# [Stated task]
Find and copy lines holding "input".
:: Data for this task
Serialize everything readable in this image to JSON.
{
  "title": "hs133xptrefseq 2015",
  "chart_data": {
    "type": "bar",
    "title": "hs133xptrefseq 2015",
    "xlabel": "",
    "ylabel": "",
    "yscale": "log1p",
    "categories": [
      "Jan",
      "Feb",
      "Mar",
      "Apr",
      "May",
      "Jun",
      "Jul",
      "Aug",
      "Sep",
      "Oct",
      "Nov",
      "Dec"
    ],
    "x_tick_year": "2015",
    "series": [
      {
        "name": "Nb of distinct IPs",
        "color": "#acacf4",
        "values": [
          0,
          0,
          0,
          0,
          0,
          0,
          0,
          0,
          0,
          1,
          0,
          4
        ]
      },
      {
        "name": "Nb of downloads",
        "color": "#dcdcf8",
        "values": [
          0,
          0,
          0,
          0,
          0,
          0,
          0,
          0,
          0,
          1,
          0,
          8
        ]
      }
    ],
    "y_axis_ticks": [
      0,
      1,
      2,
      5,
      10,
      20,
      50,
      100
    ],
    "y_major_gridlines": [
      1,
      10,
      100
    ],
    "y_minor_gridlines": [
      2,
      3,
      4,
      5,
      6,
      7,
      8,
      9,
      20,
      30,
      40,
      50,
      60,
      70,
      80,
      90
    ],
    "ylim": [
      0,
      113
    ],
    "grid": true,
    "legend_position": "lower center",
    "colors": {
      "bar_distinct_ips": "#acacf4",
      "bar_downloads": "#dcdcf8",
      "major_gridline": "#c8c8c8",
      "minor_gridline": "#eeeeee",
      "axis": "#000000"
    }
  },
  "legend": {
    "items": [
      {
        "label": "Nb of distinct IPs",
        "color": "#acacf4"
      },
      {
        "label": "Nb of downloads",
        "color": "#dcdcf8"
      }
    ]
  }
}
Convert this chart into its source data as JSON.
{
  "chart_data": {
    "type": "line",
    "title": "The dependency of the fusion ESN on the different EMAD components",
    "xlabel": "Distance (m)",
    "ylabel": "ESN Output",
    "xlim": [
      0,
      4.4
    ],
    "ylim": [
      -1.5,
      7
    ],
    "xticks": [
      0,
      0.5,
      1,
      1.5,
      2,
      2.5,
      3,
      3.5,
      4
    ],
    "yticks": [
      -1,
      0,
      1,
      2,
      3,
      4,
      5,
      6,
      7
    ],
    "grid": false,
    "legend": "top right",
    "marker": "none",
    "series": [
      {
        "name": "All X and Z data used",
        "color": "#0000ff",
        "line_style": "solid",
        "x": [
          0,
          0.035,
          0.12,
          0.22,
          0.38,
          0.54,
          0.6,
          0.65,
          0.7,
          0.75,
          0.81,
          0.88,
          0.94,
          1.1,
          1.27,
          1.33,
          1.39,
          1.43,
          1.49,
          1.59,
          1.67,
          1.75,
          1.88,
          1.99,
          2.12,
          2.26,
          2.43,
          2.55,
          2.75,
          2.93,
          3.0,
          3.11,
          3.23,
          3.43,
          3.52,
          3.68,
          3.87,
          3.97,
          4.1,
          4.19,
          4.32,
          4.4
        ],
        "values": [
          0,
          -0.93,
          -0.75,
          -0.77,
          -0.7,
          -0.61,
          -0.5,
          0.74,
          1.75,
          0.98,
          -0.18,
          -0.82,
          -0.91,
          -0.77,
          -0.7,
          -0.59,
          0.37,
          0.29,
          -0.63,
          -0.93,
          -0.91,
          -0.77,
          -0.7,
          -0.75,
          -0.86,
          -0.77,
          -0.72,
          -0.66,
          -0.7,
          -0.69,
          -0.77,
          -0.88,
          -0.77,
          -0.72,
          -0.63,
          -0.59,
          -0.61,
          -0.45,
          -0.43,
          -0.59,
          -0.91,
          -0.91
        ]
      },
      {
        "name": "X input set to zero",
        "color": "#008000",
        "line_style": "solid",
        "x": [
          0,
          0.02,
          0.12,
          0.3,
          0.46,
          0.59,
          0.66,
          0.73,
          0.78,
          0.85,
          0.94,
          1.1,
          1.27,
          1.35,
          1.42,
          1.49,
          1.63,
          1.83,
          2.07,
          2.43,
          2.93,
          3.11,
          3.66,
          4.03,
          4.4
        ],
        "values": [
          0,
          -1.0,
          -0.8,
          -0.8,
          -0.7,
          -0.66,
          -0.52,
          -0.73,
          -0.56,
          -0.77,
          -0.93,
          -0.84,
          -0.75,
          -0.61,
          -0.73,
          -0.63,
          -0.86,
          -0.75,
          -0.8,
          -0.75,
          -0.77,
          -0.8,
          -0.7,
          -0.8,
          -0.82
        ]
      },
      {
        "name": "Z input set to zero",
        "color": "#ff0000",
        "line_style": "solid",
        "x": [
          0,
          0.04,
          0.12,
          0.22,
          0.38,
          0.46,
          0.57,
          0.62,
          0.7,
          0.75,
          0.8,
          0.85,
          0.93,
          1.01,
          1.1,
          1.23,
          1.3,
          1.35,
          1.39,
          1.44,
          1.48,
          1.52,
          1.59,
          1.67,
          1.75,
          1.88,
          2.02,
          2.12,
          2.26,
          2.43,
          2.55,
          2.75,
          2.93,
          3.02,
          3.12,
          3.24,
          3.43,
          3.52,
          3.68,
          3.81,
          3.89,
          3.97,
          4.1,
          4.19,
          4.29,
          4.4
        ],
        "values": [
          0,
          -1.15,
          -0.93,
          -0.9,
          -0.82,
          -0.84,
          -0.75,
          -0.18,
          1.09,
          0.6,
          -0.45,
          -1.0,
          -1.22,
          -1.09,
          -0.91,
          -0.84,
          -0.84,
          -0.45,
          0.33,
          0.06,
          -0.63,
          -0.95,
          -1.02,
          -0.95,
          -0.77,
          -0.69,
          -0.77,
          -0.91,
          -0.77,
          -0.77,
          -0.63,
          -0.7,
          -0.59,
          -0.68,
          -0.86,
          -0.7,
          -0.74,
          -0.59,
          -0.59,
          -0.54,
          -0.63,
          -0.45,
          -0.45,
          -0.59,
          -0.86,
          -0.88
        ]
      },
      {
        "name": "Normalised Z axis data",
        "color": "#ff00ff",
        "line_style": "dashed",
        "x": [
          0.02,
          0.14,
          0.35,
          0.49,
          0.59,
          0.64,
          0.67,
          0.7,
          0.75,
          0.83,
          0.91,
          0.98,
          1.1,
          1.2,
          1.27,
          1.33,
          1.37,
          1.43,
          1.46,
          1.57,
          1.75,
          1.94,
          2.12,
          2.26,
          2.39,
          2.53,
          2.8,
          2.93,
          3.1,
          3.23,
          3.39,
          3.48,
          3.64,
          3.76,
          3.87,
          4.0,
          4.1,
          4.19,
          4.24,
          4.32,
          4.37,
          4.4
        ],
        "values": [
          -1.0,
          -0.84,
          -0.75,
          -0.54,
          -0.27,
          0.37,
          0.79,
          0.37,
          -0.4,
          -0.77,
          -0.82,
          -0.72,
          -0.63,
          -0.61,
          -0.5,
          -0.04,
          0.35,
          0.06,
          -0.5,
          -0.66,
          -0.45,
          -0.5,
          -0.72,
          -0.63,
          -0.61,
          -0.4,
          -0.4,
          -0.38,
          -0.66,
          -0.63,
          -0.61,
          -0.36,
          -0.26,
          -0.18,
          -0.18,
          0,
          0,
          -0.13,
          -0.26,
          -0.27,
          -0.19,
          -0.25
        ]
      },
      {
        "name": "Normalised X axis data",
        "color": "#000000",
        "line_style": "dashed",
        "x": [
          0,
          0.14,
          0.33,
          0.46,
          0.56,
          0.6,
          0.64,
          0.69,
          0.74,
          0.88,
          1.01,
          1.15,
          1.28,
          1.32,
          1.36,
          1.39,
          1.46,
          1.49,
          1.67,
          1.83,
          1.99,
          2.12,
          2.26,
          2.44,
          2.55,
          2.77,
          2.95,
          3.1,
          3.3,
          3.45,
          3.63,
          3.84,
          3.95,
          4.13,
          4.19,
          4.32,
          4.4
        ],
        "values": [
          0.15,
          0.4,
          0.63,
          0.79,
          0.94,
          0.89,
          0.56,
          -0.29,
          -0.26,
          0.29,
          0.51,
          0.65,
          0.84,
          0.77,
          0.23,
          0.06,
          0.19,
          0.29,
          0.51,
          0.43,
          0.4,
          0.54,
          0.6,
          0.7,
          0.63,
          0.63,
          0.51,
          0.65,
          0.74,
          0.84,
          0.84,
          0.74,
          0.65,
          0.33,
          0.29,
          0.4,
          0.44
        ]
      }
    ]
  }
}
::::
# [Complete answer]
        "name": "X input set to zero",
        "name": "Z input set to zero",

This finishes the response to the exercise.